=== PROMPT ===
Copy the lines of material below word for word.

Records of where things appear:

══════

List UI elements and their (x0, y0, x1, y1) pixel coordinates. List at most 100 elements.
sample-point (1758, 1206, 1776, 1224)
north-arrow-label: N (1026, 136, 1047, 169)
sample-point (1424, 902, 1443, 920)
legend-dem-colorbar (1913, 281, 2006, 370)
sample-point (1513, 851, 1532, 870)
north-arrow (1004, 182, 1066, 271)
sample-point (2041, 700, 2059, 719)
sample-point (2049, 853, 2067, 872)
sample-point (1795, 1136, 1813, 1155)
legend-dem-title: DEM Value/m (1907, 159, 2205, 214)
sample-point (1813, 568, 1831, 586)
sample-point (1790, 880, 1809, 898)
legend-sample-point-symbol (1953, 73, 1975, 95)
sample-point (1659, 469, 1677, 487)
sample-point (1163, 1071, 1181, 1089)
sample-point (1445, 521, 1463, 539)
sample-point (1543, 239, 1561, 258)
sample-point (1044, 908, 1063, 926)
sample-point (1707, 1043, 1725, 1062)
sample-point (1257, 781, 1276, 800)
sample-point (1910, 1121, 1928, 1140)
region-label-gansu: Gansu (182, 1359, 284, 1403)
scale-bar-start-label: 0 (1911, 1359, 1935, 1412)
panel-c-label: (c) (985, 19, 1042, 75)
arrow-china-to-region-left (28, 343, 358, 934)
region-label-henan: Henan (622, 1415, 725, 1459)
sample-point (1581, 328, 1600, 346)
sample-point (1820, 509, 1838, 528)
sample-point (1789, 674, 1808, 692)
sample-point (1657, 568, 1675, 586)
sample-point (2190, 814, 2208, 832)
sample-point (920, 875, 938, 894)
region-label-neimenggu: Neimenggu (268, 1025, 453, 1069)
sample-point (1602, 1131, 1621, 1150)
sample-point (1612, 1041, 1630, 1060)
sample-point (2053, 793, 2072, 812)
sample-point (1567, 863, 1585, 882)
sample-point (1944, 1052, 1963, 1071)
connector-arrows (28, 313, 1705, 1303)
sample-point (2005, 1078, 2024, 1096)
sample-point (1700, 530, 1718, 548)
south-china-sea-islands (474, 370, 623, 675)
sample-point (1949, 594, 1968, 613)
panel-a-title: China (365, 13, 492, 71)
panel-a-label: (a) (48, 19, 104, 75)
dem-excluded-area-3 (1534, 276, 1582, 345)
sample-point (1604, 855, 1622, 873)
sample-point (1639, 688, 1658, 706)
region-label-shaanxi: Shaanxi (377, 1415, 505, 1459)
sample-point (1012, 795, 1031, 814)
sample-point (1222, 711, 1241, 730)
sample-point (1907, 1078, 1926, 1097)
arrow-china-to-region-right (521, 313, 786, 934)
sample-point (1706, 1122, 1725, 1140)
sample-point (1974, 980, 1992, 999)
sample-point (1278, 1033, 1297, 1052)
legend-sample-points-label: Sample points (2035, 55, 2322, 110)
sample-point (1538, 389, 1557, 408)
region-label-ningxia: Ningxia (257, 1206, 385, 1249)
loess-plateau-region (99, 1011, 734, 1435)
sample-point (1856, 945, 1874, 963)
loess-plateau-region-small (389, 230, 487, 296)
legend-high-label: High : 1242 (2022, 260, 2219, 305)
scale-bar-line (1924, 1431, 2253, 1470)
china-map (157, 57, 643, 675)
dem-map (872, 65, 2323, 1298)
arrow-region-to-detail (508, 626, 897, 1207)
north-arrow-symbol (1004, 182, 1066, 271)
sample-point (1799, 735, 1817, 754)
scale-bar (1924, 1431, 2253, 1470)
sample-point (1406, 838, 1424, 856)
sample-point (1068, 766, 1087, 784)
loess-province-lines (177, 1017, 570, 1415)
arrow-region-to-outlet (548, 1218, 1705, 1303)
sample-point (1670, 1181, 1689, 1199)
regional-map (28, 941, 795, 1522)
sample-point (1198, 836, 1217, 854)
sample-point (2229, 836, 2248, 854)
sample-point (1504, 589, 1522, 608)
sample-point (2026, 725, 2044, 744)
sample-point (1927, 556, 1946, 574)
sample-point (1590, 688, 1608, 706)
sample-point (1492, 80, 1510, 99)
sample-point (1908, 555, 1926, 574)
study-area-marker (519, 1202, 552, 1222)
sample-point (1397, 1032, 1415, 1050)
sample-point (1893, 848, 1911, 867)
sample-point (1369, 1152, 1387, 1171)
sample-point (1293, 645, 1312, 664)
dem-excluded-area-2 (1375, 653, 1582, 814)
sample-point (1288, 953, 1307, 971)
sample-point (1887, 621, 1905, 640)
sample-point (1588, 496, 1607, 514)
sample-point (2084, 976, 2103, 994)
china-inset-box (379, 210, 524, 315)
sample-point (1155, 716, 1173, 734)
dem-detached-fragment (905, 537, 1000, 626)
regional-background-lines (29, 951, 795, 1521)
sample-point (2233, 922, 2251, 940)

══════

=== ANSWER FOR THIS EXERCISE ===
List UI elements and their (x0, y0, x1, y1) pixel coordinates. List at most 100 elements.
sample-point (1758, 1206, 1776, 1224)
north-arrow-label: N (1026, 136, 1047, 169)
sample-point (1424, 902, 1443, 920)
legend-dem-colorbar (1913, 281, 2006, 370)
sample-point (1513, 851, 1532, 870)
north-arrow (1004, 182, 1066, 271)
sample-point (2041, 700, 2059, 719)
sample-point (2049, 853, 2067, 872)
sample-point (1795, 1136, 1813, 1155)
legend-dem-title: DEM Value/m (1907, 159, 2205, 214)
sample-point (1813, 568, 1831, 586)
sample-point (1790, 880, 1809, 898)
legend-sample-point-symbol (1953, 73, 1975, 95)
sample-point (1659, 469, 1677, 487)
sample-point (1163, 1071, 1181, 1089)
sample-point (1445, 521, 1463, 539)
sample-point (1543, 239, 1561, 258)
sample-point (1044, 908, 1063, 926)
sample-point (1707, 1043, 1725, 1062)
sample-point (1257, 781, 1276, 800)
sample-point (1910, 1121, 1928, 1140)
region-label-gansu: Gansu (182, 1359, 284, 1403)
scale-bar-start-label: 0 (1911, 1359, 1935, 1412)
panel-c-label: (c) (985, 19, 1042, 75)
arrow-china-to-region-left (28, 343, 358, 934)
region-label-henan: Henan (622, 1415, 725, 1459)
sample-point (1581, 328, 1600, 346)
sample-point (1820, 509, 1838, 528)
sample-point (1789, 674, 1808, 692)
sample-point (1657, 568, 1675, 586)
sample-point (2190, 814, 2208, 832)
sample-point (920, 875, 938, 894)
region-label-neimenggu: Neimenggu (268, 1025, 453, 1069)
sample-point (1602, 1131, 1621, 1150)
sample-point (1612, 1041, 1630, 1060)
sample-point (2053, 793, 2072, 812)
sample-point (1567, 863, 1585, 882)
sample-point (1944, 1052, 1963, 1071)
connector-arrows (28, 313, 1705, 1303)
sample-point (2005, 1078, 2024, 1096)
sample-point (1700, 530, 1718, 548)
south-china-sea-islands (474, 370, 623, 675)
sample-point (1949, 594, 1968, 613)
panel-a-title: China (365, 13, 492, 71)
panel-a-label: (a) (48, 19, 104, 75)
dem-excluded-area-3 (1534, 276, 1582, 345)
sample-point (1604, 855, 1622, 873)
sample-point (1639, 688, 1658, 706)
region-label-shaanxi: Shaanxi (377, 1415, 505, 1459)
sample-point (1012, 795, 1031, 814)
sample-point (1222, 711, 1241, 730)
sample-point (1907, 1078, 1926, 1097)
arrow-china-to-region-right (521, 313, 786, 934)
sample-point (1706, 1122, 1725, 1140)
sample-point (1974, 980, 1992, 999)
sample-point (1278, 1033, 1297, 1052)
legend-sample-points-label: Sample points (2035, 55, 2322, 110)
sample-point (1538, 389, 1557, 408)
region-label-ningxia: Ningxia (257, 1206, 385, 1249)
loess-plateau-region (99, 1011, 734, 1435)
sample-point (1856, 945, 1874, 963)
loess-plateau-region-small (389, 230, 487, 296)
legend-high-label: High : 1242 (2022, 260, 2219, 305)
scale-bar-line (1924, 1431, 2253, 1470)
china-map (157, 57, 643, 675)
dem-map (872, 65, 2323, 1298)
arrow-region-to-detail (508, 626, 897, 1207)
north-arrow-symbol (1004, 182, 1066, 271)
sample-point (1799, 735, 1817, 754)
scale-bar (1924, 1431, 2253, 1470)
sample-point (1406, 838, 1424, 856)
sample-point (1068, 766, 1087, 784)
loess-province-lines (177, 1017, 570, 1415)
arrow-region-to-outlet (548, 1218, 1705, 1303)
sample-point (1670, 1181, 1689, 1199)
regional-map (28, 941, 795, 1522)
sample-point (1198, 836, 1217, 854)
sample-point (2229, 836, 2248, 854)
sample-point (1504, 589, 1522, 608)
sample-point (2026, 725, 2044, 744)
sample-point (1927, 556, 1946, 574)
sample-point (1590, 688, 1608, 706)
sample-point (1492, 80, 1510, 99)
sample-point (1908, 555, 1926, 574)
study-area-marker (519, 1202, 552, 1222)
sample-point (1397, 1032, 1415, 1050)
sample-point (1893, 848, 1911, 867)
sample-point (1369, 1152, 1387, 1171)
sample-point (1293, 645, 1312, 664)
dem-excluded-area-2 (1375, 653, 1582, 814)
sample-point (1288, 953, 1307, 971)
sample-point (1887, 621, 1905, 640)
sample-point (1588, 496, 1607, 514)
sample-point (2084, 976, 2103, 994)
china-inset-box (379, 210, 524, 315)
sample-point (1155, 716, 1173, 734)
dem-detached-fragment (905, 537, 1000, 626)
regional-background-lines (29, 951, 795, 1521)
sample-point (2233, 922, 2251, 940)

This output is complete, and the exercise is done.